» WHAT TO PRODUCE:
Quote all of the data below exactly, please.

» Extracted data entries:

════════

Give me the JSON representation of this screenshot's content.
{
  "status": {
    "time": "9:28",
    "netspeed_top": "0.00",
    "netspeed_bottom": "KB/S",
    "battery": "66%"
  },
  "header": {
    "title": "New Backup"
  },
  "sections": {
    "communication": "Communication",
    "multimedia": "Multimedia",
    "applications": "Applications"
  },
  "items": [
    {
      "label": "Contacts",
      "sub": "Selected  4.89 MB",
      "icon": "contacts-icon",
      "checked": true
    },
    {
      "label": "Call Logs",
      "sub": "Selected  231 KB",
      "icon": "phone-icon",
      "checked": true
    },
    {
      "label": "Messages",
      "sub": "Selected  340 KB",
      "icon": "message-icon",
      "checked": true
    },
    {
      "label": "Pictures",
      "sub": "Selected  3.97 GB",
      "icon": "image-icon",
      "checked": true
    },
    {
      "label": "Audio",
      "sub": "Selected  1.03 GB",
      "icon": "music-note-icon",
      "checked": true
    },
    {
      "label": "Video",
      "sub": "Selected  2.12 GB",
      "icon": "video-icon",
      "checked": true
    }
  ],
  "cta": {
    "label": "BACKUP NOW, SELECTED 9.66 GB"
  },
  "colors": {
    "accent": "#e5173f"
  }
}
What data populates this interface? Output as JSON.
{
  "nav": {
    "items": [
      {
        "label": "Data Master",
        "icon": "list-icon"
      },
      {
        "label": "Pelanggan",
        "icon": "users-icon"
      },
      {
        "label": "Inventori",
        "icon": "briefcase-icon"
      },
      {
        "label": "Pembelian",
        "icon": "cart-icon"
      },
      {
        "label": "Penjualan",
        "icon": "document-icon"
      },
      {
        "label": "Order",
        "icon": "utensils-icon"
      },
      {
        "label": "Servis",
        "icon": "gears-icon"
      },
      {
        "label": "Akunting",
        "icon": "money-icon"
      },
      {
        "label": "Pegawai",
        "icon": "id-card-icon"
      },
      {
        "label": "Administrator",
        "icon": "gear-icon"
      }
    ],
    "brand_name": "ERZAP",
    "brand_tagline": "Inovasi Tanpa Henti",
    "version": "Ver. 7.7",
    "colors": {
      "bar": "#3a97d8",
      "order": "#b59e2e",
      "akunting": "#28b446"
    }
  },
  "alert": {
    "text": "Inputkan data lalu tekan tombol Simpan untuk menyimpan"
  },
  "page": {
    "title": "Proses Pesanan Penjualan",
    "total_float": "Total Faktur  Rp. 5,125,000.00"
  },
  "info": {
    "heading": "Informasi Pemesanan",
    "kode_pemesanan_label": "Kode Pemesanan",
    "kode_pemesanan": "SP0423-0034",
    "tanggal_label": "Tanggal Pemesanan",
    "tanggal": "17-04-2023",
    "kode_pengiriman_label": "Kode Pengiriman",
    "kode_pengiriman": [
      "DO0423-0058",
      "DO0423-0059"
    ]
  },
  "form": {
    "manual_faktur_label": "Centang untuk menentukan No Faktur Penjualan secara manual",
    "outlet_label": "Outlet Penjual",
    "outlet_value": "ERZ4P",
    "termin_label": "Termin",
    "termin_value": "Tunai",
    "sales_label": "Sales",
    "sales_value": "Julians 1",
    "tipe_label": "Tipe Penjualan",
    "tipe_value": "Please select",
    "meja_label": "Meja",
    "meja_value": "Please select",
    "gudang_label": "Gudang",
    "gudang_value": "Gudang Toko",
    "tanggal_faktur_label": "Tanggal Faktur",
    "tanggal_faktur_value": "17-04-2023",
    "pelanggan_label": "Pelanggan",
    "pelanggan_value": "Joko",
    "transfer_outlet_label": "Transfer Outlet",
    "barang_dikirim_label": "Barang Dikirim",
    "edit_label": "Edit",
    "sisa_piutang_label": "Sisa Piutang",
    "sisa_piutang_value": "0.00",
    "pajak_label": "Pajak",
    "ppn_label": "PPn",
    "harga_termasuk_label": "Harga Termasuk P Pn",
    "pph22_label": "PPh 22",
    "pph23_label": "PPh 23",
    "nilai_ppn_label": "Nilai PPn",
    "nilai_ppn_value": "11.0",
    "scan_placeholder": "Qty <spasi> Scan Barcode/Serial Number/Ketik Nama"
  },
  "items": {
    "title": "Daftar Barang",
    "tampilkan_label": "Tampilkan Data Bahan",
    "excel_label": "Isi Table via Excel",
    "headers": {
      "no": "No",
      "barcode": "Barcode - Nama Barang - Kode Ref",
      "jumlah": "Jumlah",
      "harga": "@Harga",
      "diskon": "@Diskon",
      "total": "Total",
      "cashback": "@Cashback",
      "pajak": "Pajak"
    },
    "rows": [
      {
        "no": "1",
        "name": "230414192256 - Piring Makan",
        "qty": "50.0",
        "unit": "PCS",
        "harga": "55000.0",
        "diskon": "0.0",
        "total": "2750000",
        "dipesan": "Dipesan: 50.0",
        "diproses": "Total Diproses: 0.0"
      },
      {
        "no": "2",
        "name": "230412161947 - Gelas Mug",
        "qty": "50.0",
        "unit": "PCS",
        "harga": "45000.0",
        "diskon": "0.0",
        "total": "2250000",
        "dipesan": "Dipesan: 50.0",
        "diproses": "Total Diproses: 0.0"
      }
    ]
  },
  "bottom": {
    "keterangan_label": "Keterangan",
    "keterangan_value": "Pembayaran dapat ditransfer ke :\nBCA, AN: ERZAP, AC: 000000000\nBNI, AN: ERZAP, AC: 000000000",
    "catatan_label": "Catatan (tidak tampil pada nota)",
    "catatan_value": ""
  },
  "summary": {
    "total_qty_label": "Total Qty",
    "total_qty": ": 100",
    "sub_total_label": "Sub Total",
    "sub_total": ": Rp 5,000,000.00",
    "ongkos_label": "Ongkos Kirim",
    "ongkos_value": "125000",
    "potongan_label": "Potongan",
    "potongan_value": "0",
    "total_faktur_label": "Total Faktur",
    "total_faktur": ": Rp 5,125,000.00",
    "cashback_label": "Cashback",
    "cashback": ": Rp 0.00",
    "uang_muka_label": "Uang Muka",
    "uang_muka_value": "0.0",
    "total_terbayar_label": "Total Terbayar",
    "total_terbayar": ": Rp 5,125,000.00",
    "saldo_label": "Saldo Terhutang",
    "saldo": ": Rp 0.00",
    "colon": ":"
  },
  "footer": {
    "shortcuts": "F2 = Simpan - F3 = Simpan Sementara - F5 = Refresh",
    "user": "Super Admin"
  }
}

════════

» THE RESPONSE:
Give me the JSON representation of this screenshot's content.
{
  "status": {
    "time": "9:28",
    "netspeed_top": "0.00",
    "netspeed_bottom": "KB/S",
    "battery": "66%"
  },
  "header": {
    "title": "New Backup"
  },
  "sections": {
    "communication": "Communication",
    "multimedia": "Multimedia",
    "applications": "Applications"
  },
  "items": [
    {
      "label": "Contacts",
      "sub": "Selected  4.89 MB",
      "icon": "contacts-icon",
      "checked": true
    },
    {
      "label": "Call Logs",
      "sub": "Selected  231 KB",
      "icon": "phone-icon",
      "checked": true
    },
    {
      "label": "Messages",
      "sub": "Selected  340 KB",
      "icon": "message-icon",
      "checked": true
    },
    {
      "label": "Pictures",
      "sub": "Selected  3.97 GB",
      "icon": "image-icon",
      "checked": true
    },
    {
      "label": "Audio",
      "sub": "Selected  1.03 GB",
      "icon": "music-note-icon",
      "checked": true
    },
    {
      "label": "Video",
      "sub": "Selected  2.12 GB",
      "icon": "video-icon",
      "checked": true
    }
  ],
  "cta": {
    "label": "BACKUP NOW, SELECTED 9.66 GB"
  },
  "colors": {
    "accent": "#e5173f"
  }
}
What data populates this interface? Output as JSON.
{
  "nav": {
    "items": [
      {
        "label": "Data Master",
        "icon": "list-icon"
      },
      {
        "label": "Pelanggan",
        "icon": "users-icon"
      },
      {
        "label": "Inventori",
        "icon": "briefcase-icon"
      },
      {
        "label": "Pembelian",
        "icon": "cart-icon"
      },
      {
        "label": "Penjualan",
        "icon": "document-icon"
      },
      {
        "label": "Order",
        "icon": "utensils-icon"
      },
      {
        "label": "Servis",
        "icon": "gears-icon"
      },
      {
        "label": "Akunting",
        "icon": "money-icon"
      },
      {
        "label": "Pegawai",
        "icon": "id-card-icon"
      },
      {
        "label": "Administrator",
        "icon": "gear-icon"
      }
    ],
    "brand_name": "ERZAP",
    "brand_tagline": "Inovasi Tanpa Henti",
    "version": "Ver. 7.7",
    "colors": {
      "bar": "#3a97d8",
      "order": "#b59e2e",
      "akunting": "#28b446"
    }
  },
  "alert": {
    "text": "Inputkan data lalu tekan tombol Simpan untuk menyimpan"
  },
  "page": {
    "title": "Proses Pesanan Penjualan",
    "total_float": "Total Faktur  Rp. 5,125,000.00"
  },
  "info": {
    "heading": "Informasi Pemesanan",
    "kode_pemesanan_label": "Kode Pemesanan",
    "kode_pemesanan": "SP0423-0034",
    "tanggal_label": "Tanggal Pemesanan",
    "tanggal": "17-04-2023",
    "kode_pengiriman_label": "Kode Pengiriman",
    "kode_pengiriman": [
      "DO0423-0058",
      "DO0423-0059"
    ]
  },
  "form": {
    "manual_faktur_label": "Centang untuk menentukan No Faktur Penjualan secara manual",
    "outlet_label": "Outlet Penjual",
    "outlet_value": "ERZ4P",
    "termin_label": "Termin",
    "termin_value": "Tunai",
    "sales_label": "Sales",
    "sales_value": "Julians 1",
    "tipe_label": "Tipe Penjualan",
    "tipe_value": "Please select",
    "meja_label": "Meja",
    "meja_value": "Please select",
    "gudang_label": "Gudang",
    "gudang_value": "Gudang Toko",
    "tanggal_faktur_label": "Tanggal Faktur",
    "tanggal_faktur_value": "17-04-2023",
    "pelanggan_label": "Pelanggan",
    "pelanggan_value": "Joko",
    "transfer_outlet_label": "Transfer Outlet",
    "barang_dikirim_label": "Barang Dikirim",
    "edit_label": "Edit",
    "sisa_piutang_label": "Sisa Piutang",
    "sisa_piutang_value": "0.00",
    "pajak_label": "Pajak",
    "ppn_label": "PPn",
    "harga_termasuk_label": "Harga Termasuk P Pn",
    "pph22_label": "PPh 22",
    "pph23_label": "PPh 23",
    "nilai_ppn_label": "Nilai PPn",
    "nilai_ppn_value": "11.0",
    "scan_placeholder": "Qty <spasi> Scan Barcode/Serial Number/Ketik Nama"
  },
  "items": {
    "title": "Daftar Barang",
    "tampilkan_label": "Tampilkan Data Bahan",
    "excel_label": "Isi Table via Excel",
    "headers": {
      "no": "No",
      "barcode": "Barcode - Nama Barang - Kode Ref",
      "jumlah": "Jumlah",
      "harga": "@Harga",
      "diskon": "@Diskon",
      "total": "Total",
      "cashback": "@Cashback",
      "pajak": "Pajak"
    },
    "rows": [
      {
        "no": "1",
        "name": "230414192256 - Piring Makan",
        "qty": "50.0",
        "unit": "PCS",
        "harga": "55000.0",
        "diskon": "0.0",
        "total": "2750000",
        "dipesan": "Dipesan: 50.0",
        "diproses": "Total Diproses: 0.0"
      },
      {
        "no": "2",
        "name": "230412161947 - Gelas Mug",
        "qty": "50.0",
        "unit": "PCS",
        "harga": "45000.0",
        "diskon": "0.0",
        "total": "2250000",
        "dipesan": "Dipesan: 50.0",
        "diproses": "Total Diproses: 0.0"
      }
    ]
  },
  "bottom": {
    "keterangan_label": "Keterangan",
    "keterangan_value": "Pembayaran dapat ditransfer ke :\nBCA, AN: ERZAP, AC: 000000000\nBNI, AN: ERZAP, AC: 000000000",
    "catatan_label": "Catatan (tidak tampil pada nota)",
    "catatan_value": ""
  },
  "summary": {
    "total_qty_label": "Total Qty",
    "total_qty": ": 100",
    "sub_total_label": "Sub Total",
    "sub_total": ": Rp 5,000,000.00",
    "ongkos_label": "Ongkos Kirim",
    "ongkos_value": "125000",
    "potongan_label": "Potongan",
    "potongan_value": "0",
    "total_faktur_label": "Total Faktur",
    "total_faktur": ": Rp 5,125,000.00",
    "cashback_label": "Cashback",
    "cashback": ": Rp 0.00",
    "uang_muka_label": "Uang Muka",
    "uang_muka_value": "0.0",
    "total_terbayar_label": "Total Terbayar",
    "total_terbayar": ": Rp 5,125,000.00",
    "saldo_label": "Saldo Terhutang",
    "saldo": ": Rp 0.00",
    "colon": ":"
  },
  "footer": {
    "shortcuts": "F2 = Simpan - F3 = Simpan Sementara - F5 = Refresh",
    "user": "Super Admin"
  }
}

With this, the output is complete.